**Task prompt**
From the entries that follow, list every line in which the string "name" appears.

[Saved entries]
— begin —

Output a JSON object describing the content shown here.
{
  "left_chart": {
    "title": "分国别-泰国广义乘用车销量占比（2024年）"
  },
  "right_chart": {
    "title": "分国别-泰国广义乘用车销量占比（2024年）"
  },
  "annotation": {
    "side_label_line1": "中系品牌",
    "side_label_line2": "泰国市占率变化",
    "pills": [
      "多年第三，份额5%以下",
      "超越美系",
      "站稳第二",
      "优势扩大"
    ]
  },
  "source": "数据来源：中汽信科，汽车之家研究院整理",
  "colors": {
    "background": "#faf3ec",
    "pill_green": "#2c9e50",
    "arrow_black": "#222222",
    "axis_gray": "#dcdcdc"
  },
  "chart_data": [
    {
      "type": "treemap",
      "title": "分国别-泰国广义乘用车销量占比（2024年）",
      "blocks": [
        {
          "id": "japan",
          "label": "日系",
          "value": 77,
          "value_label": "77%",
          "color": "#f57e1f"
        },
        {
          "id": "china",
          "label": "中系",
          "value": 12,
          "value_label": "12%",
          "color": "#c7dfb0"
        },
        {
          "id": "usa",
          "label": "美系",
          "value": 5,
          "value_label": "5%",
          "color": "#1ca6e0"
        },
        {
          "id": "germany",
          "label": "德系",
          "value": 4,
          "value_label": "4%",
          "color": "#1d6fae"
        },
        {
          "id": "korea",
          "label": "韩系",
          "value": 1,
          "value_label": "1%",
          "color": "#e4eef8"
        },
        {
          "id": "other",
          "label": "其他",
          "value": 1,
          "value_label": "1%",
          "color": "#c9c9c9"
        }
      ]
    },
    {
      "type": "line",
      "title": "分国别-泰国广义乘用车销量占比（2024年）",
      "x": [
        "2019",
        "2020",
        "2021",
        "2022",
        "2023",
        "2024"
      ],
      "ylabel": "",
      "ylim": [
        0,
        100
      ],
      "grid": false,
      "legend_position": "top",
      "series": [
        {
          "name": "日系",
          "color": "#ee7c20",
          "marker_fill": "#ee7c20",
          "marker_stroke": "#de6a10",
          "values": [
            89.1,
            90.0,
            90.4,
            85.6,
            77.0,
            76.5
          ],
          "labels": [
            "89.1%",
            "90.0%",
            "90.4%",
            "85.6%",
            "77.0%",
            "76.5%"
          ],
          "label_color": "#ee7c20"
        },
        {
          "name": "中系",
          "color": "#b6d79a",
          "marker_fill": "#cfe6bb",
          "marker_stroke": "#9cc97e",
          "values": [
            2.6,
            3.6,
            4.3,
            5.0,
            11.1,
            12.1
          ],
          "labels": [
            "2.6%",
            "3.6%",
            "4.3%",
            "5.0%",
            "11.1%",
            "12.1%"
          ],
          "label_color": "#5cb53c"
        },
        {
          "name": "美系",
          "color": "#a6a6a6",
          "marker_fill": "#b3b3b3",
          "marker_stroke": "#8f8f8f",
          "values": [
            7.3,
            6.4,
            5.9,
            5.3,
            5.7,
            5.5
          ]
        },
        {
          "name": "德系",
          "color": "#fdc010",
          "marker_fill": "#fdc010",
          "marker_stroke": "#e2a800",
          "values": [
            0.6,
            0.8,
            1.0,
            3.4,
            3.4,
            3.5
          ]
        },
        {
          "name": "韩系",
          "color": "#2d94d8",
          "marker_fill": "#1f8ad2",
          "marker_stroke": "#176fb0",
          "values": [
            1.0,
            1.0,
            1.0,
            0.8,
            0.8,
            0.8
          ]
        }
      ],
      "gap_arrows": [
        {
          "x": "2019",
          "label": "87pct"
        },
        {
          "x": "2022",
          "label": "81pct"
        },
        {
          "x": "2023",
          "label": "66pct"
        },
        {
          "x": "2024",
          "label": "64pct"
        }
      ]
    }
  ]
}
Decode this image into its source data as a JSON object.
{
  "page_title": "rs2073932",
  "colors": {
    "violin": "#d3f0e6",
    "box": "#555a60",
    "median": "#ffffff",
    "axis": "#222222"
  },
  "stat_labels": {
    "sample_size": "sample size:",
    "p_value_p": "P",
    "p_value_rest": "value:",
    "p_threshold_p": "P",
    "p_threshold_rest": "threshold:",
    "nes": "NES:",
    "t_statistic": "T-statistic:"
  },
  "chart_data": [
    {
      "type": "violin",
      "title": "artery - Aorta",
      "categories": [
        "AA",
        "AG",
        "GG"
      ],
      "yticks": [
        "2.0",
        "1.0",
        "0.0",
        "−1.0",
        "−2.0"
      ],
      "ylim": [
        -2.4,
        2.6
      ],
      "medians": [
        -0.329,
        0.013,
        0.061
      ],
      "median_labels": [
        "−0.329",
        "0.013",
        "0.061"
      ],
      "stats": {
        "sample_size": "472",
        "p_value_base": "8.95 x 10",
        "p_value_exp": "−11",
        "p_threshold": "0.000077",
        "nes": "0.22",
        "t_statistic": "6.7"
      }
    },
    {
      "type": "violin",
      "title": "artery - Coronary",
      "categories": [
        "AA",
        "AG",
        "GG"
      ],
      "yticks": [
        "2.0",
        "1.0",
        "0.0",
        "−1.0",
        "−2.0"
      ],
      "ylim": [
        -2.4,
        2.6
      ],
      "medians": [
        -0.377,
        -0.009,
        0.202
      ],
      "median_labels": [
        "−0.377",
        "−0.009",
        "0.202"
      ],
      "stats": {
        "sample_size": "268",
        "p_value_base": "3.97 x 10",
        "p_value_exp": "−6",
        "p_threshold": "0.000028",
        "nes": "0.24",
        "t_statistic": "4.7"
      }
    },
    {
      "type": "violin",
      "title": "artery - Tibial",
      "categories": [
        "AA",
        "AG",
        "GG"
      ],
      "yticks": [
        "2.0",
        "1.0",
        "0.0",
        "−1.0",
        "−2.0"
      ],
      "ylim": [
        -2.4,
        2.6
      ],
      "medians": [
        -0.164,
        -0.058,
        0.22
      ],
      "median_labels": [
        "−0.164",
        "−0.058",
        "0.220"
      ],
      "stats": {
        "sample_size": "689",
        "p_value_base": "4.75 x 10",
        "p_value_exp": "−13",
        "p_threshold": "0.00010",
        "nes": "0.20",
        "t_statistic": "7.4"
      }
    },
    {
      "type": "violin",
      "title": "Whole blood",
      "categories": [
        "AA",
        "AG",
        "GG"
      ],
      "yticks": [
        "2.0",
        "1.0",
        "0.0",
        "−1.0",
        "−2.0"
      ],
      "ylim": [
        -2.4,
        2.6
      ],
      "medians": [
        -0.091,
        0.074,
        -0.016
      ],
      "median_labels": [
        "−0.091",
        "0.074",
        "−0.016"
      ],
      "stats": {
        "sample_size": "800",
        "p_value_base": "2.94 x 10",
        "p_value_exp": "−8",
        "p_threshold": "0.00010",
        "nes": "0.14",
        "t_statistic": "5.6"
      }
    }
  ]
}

— end —

**Written answer**
          "name": "日系",
          "name": "中系",
          "name": "美系",
          "name": "德系",
          "name": "韩系",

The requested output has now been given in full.